SHORT PROBLEM :: Write out all records as given; omit images.

— begin INPUT FOR THIS TASK —

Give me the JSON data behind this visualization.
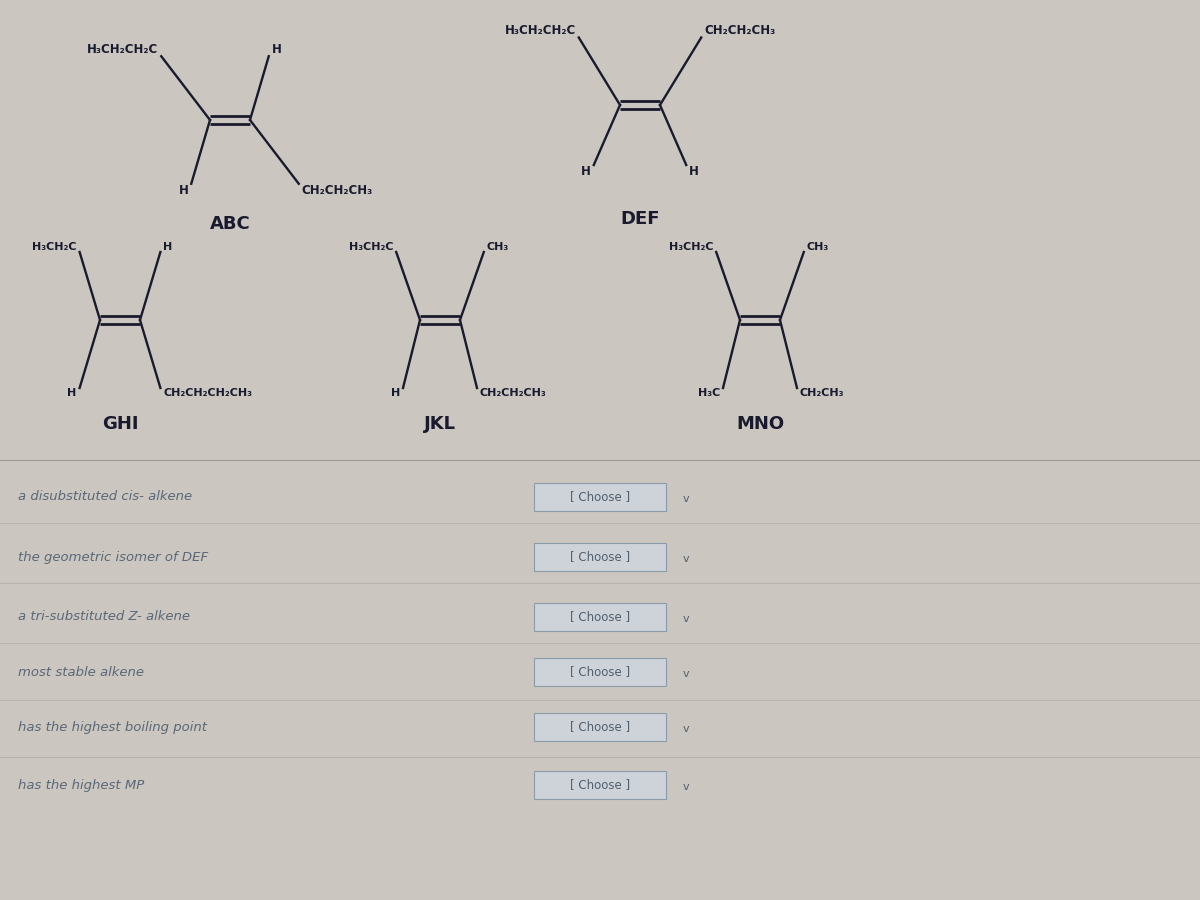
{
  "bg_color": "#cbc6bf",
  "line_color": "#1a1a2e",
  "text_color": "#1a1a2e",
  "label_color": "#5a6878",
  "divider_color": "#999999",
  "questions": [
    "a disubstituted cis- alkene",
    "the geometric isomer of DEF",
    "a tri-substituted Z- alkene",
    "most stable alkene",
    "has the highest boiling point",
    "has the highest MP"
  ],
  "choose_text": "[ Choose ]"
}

— end INPUT FOR THIS TASK —

EXERCISE RESULT ::
Give me the JSON data behind this visualization.
{
  "bg_color": "#cbc6bf",
  "line_color": "#1a1a2e",
  "text_color": "#1a1a2e",
  "label_color": "#5a6878",
  "divider_color": "#999999",
  "questions": [
    "a disubstituted cis- alkene",
    "the geometric isomer of DEF",
    "a tri-substituted Z- alkene",
    "most stable alkene",
    "has the highest boiling point",
    "has the highest MP"
  ],
  "choose_text": "[ Choose ]"
}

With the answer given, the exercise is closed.